* start DATA TO USE *
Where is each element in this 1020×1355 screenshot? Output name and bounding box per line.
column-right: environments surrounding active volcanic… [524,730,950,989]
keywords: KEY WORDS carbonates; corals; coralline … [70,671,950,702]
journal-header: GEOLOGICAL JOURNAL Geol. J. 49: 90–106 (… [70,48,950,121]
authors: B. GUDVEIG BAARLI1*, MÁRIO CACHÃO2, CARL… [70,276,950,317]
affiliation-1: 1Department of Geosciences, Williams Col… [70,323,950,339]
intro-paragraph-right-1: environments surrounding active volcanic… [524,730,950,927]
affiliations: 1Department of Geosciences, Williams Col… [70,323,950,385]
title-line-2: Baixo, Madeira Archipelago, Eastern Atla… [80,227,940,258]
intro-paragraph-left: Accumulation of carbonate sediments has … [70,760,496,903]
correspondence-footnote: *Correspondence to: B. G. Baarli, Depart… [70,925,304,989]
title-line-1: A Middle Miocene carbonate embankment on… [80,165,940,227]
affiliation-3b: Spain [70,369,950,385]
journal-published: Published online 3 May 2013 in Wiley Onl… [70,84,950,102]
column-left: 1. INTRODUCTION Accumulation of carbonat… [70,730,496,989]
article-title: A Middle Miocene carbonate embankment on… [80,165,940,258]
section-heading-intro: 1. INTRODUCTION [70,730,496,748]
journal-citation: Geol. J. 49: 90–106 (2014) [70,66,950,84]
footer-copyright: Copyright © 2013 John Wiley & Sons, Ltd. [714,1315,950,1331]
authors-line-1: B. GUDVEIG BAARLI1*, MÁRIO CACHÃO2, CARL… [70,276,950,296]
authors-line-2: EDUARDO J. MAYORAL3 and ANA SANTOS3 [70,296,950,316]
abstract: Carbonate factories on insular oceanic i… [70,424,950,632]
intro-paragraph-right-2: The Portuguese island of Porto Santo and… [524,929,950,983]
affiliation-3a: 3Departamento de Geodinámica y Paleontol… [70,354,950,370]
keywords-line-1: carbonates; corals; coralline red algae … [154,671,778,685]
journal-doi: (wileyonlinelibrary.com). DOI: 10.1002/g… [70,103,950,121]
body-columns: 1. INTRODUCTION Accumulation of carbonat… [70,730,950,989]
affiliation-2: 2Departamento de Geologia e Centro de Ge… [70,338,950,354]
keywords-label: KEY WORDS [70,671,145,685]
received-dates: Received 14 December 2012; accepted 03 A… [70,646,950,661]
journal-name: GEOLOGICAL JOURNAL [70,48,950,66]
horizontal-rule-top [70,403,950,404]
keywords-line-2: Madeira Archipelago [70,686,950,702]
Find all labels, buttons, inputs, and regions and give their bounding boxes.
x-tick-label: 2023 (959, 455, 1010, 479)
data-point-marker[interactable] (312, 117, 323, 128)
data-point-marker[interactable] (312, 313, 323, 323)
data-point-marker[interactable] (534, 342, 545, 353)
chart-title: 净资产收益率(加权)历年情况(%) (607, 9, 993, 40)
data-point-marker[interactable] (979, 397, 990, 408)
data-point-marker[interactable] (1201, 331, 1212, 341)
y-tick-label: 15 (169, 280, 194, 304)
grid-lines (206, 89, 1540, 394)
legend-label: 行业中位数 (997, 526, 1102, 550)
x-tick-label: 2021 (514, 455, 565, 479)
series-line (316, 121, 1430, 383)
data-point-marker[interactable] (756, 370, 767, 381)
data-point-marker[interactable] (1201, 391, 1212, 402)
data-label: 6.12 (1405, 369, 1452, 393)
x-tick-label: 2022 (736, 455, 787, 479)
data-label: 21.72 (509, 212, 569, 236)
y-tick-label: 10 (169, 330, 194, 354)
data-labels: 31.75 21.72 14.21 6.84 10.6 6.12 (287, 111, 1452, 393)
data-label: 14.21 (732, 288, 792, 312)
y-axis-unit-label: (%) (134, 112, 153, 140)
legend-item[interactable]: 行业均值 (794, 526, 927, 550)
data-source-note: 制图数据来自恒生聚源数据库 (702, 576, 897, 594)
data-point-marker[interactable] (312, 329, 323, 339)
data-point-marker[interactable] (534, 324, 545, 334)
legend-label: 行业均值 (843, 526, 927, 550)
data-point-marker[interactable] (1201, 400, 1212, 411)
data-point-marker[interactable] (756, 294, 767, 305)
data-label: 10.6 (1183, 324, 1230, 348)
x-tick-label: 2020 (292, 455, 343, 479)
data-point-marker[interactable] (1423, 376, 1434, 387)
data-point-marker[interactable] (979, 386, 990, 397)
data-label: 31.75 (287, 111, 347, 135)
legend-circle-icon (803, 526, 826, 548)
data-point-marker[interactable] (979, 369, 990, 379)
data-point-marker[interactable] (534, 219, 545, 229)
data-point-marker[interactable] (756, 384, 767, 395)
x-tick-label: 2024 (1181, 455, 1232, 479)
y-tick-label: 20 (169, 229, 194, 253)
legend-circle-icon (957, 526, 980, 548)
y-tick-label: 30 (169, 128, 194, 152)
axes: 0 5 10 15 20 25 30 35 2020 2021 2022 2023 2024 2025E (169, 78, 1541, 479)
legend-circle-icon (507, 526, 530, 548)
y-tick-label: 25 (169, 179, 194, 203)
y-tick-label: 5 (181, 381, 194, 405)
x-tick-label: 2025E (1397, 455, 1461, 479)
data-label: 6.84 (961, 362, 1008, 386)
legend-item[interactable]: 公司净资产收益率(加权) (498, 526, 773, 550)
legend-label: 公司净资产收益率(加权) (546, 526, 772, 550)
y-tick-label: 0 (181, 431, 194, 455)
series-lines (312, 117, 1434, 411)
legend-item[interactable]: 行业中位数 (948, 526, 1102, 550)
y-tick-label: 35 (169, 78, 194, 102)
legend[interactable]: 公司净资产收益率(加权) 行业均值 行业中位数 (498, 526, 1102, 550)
* end DATA TO USE *
__WHAT TO WORK ON__. Rewrite the records from their first line through the line containing "authors: B. GUDVEIG", replacing "screenshot" with "page image" and leaving everything else unchanged.

__FINAL RESULT__.
Where is each element in this 1020×1355 page image? Output name and bounding box per line.
column-right: environments surrounding active volcanic… [524,730,950,989]
keywords: KEY WORDS carbonates; corals; coralline … [70,671,950,702]
journal-header: GEOLOGICAL JOURNAL Geol. J. 49: 90–106 (… [70,48,950,121]
authors: B. GUDVEIG BAARLI1*, MÁRIO CACHÃO2, CARL… [70,276,950,317]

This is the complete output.